**PROMPT:** From the first line to the last, retype the listing without any alteration.

**DATASET RECORDS:**
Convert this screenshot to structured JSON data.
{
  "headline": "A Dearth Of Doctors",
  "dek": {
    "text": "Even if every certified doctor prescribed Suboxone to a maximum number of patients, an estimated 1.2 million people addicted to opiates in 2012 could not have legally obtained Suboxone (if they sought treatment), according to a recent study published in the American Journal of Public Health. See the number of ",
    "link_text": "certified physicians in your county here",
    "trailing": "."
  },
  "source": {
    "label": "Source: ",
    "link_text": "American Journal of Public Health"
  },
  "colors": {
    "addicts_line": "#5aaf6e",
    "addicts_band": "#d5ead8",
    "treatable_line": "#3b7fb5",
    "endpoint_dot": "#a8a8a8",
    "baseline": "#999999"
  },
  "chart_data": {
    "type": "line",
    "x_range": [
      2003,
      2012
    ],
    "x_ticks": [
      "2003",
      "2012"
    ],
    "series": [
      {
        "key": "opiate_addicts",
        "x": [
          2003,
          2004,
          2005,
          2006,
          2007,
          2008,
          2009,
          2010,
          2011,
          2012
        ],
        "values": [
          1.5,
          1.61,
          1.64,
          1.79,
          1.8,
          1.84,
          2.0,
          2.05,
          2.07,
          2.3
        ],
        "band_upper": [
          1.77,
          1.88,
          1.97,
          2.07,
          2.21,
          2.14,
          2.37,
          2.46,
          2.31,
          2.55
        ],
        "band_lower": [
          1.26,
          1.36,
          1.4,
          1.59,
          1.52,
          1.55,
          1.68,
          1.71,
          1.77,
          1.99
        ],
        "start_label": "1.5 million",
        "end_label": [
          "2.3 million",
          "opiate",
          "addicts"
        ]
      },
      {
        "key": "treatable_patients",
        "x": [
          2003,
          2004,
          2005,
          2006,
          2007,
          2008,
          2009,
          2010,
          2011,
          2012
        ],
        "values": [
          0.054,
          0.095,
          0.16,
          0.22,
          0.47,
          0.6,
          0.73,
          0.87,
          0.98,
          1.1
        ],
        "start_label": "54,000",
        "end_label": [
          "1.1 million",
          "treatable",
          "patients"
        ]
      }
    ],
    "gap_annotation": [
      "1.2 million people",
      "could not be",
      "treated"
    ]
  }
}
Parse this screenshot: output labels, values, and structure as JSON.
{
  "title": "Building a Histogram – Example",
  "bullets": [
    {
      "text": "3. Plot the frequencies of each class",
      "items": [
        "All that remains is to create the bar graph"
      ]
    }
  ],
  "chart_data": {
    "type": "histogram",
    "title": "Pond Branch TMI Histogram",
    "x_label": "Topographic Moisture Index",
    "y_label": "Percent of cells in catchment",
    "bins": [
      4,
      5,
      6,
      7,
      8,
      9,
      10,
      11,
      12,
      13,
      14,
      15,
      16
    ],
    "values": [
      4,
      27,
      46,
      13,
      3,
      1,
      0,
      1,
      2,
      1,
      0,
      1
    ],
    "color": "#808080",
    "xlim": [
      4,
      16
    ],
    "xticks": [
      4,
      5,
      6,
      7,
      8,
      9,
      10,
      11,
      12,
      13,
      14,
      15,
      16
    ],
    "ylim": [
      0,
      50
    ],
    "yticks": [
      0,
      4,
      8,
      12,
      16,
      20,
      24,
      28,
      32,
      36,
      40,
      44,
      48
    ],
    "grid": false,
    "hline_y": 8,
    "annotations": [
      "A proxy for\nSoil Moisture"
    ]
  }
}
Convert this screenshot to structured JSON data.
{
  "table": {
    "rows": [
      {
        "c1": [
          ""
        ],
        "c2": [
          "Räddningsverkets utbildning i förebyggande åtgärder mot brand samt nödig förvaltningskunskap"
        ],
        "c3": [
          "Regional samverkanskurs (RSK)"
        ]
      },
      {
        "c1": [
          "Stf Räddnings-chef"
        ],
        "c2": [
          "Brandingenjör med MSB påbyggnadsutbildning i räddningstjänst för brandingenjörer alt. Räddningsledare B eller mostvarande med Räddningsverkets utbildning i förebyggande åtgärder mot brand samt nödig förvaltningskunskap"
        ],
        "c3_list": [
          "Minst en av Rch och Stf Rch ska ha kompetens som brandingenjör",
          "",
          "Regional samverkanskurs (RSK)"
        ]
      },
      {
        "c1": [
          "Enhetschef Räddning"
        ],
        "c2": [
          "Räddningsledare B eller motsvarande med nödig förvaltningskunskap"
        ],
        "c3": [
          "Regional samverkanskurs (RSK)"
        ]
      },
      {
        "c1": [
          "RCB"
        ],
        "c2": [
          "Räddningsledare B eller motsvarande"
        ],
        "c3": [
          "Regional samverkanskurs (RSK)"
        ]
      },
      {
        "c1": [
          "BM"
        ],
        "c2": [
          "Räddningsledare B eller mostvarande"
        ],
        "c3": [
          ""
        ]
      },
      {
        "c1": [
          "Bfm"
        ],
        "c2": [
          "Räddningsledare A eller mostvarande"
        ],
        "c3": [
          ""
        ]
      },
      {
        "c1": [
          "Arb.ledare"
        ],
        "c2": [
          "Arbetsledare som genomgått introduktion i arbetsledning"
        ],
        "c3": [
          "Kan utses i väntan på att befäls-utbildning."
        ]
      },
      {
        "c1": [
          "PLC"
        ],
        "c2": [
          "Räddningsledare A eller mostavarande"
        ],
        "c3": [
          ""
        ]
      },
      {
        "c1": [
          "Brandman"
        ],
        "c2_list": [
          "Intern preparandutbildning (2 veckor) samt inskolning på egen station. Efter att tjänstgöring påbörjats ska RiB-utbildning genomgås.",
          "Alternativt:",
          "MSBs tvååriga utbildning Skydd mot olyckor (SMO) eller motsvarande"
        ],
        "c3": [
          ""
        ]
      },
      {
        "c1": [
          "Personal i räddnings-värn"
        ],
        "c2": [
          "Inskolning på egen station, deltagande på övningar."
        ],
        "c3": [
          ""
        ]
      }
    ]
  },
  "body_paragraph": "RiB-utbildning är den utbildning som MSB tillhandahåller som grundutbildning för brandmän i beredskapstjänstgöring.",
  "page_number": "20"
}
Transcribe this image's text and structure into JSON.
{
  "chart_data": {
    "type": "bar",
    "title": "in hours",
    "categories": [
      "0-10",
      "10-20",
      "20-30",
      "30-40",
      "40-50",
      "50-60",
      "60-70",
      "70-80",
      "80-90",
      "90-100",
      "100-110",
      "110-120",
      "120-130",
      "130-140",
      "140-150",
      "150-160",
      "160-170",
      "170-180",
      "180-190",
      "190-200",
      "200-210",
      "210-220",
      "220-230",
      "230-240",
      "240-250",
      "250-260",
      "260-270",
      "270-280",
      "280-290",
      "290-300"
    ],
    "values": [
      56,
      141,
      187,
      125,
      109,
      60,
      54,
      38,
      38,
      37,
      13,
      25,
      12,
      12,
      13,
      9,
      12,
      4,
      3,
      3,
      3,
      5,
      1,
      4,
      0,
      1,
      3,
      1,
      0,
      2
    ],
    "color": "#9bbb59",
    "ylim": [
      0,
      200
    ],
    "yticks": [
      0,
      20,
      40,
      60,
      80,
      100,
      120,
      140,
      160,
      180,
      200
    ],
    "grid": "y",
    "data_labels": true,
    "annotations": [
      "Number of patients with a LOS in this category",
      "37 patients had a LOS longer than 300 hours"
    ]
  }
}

**EXERCISE RESULT:**
Convert this screenshot to structured JSON data.
{
  "headline": "A Dearth Of Doctors",
  "dek": {
    "text": "Even if every certified doctor prescribed Suboxone to a maximum number of patients, an estimated 1.2 million people addicted to opiates in 2012 could not have legally obtained Suboxone (if they sought treatment), according to a recent study published in the American Journal of Public Health. See the number of ",
    "link_text": "certified physicians in your county here",
    "trailing": "."
  },
  "source": {
    "label": "Source: ",
    "link_text": "American Journal of Public Health"
  },
  "colors": {
    "addicts_line": "#5aaf6e",
    "addicts_band": "#d5ead8",
    "treatable_line": "#3b7fb5",
    "endpoint_dot": "#a8a8a8",
    "baseline": "#999999"
  },
  "chart_data": {
    "type": "line",
    "x_range": [
      2003,
      2012
    ],
    "x_ticks": [
      "2003",
      "2012"
    ],
    "series": [
      {
        "key": "opiate_addicts",
        "x": [
          2003,
          2004,
          2005,
          2006,
          2007,
          2008,
          2009,
          2010,
          2011,
          2012
        ],
        "values": [
          1.5,
          1.61,
          1.64,
          1.79,
          1.8,
          1.84,
          2.0,
          2.05,
          2.07,
          2.3
        ],
        "band_upper": [
          1.77,
          1.88,
          1.97,
          2.07,
          2.21,
          2.14,
          2.37,
          2.46,
          2.31,
          2.55
        ],
        "band_lower": [
          1.26,
          1.36,
          1.4,
          1.59,
          1.52,
          1.55,
          1.68,
          1.71,
          1.77,
          1.99
        ],
        "start_label": "1.5 million",
        "end_label": [
          "2.3 million",
          "opiate",
          "addicts"
        ]
      },
      {
        "key": "treatable_patients",
        "x": [
          2003,
          2004,
          2005,
          2006,
          2007,
          2008,
          2009,
          2010,
          2011,
          2012
        ],
        "values": [
          0.054,
          0.095,
          0.16,
          0.22,
          0.47,
          0.6,
          0.73,
          0.87,
          0.98,
          1.1
        ],
        "start_label": "54,000",
        "end_label": [
          "1.1 million",
          "treatable",
          "patients"
        ]
      }
    ],
    "gap_annotation": [
      "1.2 million people",
      "could not be",
      "treated"
    ]
  }
}
Parse this screenshot: output labels, values, and structure as JSON.
{
  "title": "Building a Histogram – Example",
  "bullets": [
    {
      "text": "3. Plot the frequencies of each class",
      "items": [
        "All that remains is to create the bar graph"
      ]
    }
  ],
  "chart_data": {
    "type": "histogram",
    "title": "Pond Branch TMI Histogram",
    "x_label": "Topographic Moisture Index",
    "y_label": "Percent of cells in catchment",
    "bins": [
      4,
      5,
      6,
      7,
      8,
      9,
      10,
      11,
      12,
      13,
      14,
      15,
      16
    ],
    "values": [
      4,
      27,
      46,
      13,
      3,
      1,
      0,
      1,
      2,
      1,
      0,
      1
    ],
    "color": "#808080",
    "xlim": [
      4,
      16
    ],
    "xticks": [
      4,
      5,
      6,
      7,
      8,
      9,
      10,
      11,
      12,
      13,
      14,
      15,
      16
    ],
    "ylim": [
      0,
      50
    ],
    "yticks": [
      0,
      4,
      8,
      12,
      16,
      20,
      24,
      28,
      32,
      36,
      40,
      44,
      48
    ],
    "grid": false,
    "hline_y": 8,
    "annotations": [
      "A proxy for\nSoil Moisture"
    ]
  }
}
Convert this screenshot to structured JSON data.
{
  "table": {
    "rows": [
      {
        "c1": [
          ""
        ],
        "c2": [
          "Räddningsverkets utbildning i förebyggande åtgärder mot brand samt nödig förvaltningskunskap"
        ],
        "c3": [
          "Regional samverkanskurs (RSK)"
        ]
      },
      {
        "c1": [
          "Stf Räddnings-chef"
        ],
        "c2": [
          "Brandingenjör med MSB påbyggnadsutbildning i räddningstjänst för brandingenjörer alt. Räddningsledare B eller mostvarande med Räddningsverkets utbildning i förebyggande åtgärder mot brand samt nödig förvaltningskunskap"
        ],
        "c3_list": [
          "Minst en av Rch och Stf Rch ska ha kompetens som brandingenjör",
          "",
          "Regional samverkanskurs (RSK)"
        ]
      },
      {
        "c1": [
          "Enhetschef Räddning"
        ],
        "c2": [
          "Räddningsledare B eller motsvarande med nödig förvaltningskunskap"
        ],
        "c3": [
          "Regional samverkanskurs (RSK)"
        ]
      },
      {
        "c1": [
          "RCB"
        ],
        "c2": [
          "Räddningsledare B eller motsvarande"
        ],
        "c3": [
          "Regional samverkanskurs (RSK)"
        ]
      },
      {
        "c1": [
          "BM"
        ],
        "c2": [
          "Räddningsledare B eller mostvarande"
        ],
        "c3": [
          ""
        ]
      },
      {
        "c1": [
          "Bfm"
        ],
        "c2": [
          "Räddningsledare A eller mostvarande"
        ],
        "c3": [
          ""
        ]
      },
      {
        "c1": [
          "Arb.ledare"
        ],
        "c2": [
          "Arbetsledare som genomgått introduktion i arbetsledning"
        ],
        "c3": [
          "Kan utses i väntan på att befäls-utbildning."
        ]
      },
      {
        "c1": [
          "PLC"
        ],
        "c2": [
          "Räddningsledare A eller mostavarande"
        ],
        "c3": [
          ""
        ]
      },
      {
        "c1": [
          "Brandman"
        ],
        "c2_list": [
          "Intern preparandutbildning (2 veckor) samt inskolning på egen station. Efter att tjänstgöring påbörjats ska RiB-utbildning genomgås.",
          "Alternativt:",
          "MSBs tvååriga utbildning Skydd mot olyckor (SMO) eller motsvarande"
        ],
        "c3": [
          ""
        ]
      },
      {
        "c1": [
          "Personal i räddnings-värn"
        ],
        "c2": [
          "Inskolning på egen station, deltagande på övningar."
        ],
        "c3": [
          ""
        ]
      }
    ]
  },
  "body_paragraph": "RiB-utbildning är den utbildning som MSB tillhandahåller som grundutbildning för brandmän i beredskapstjänstgöring.",
  "page_number": "20"
}
Transcribe this image's text and structure into JSON.
{
  "chart_data": {
    "type": "bar",
    "title": "in hours",
    "categories": [
      "0-10",
      "10-20",
      "20-30",
      "30-40",
      "40-50",
      "50-60",
      "60-70",
      "70-80",
      "80-90",
      "90-100",
      "100-110",
      "110-120",
      "120-130",
      "130-140",
      "140-150",
      "150-160",
      "160-170",
      "170-180",
      "180-190",
      "190-200",
      "200-210",
      "210-220",
      "220-230",
      "230-240",
      "240-250",
      "250-260",
      "260-270",
      "270-280",
      "280-290",
      "290-300"
    ],
    "values": [
      56,
      141,
      187,
      125,
      109,
      60,
      54,
      38,
      38,
      37,
      13,
      25,
      12,
      12,
      13,
      9,
      12,
      4,
      3,
      3,
      3,
      5,
      1,
      4,
      0,
      1,
      3,
      1,
      0,
      2
    ],
    "color": "#9bbb59",
    "ylim": [
      0,
      200
    ],
    "yticks": [
      0,
      20,
      40,
      60,
      80,
      100,
      120,
      140,
      160,
      180,
      200
    ],
    "grid": "y",
    "data_labels": true,
    "annotations": [
      "Number of patients with a LOS in this category",
      "37 patients had a LOS longer than 300 hours"
    ]
  }
}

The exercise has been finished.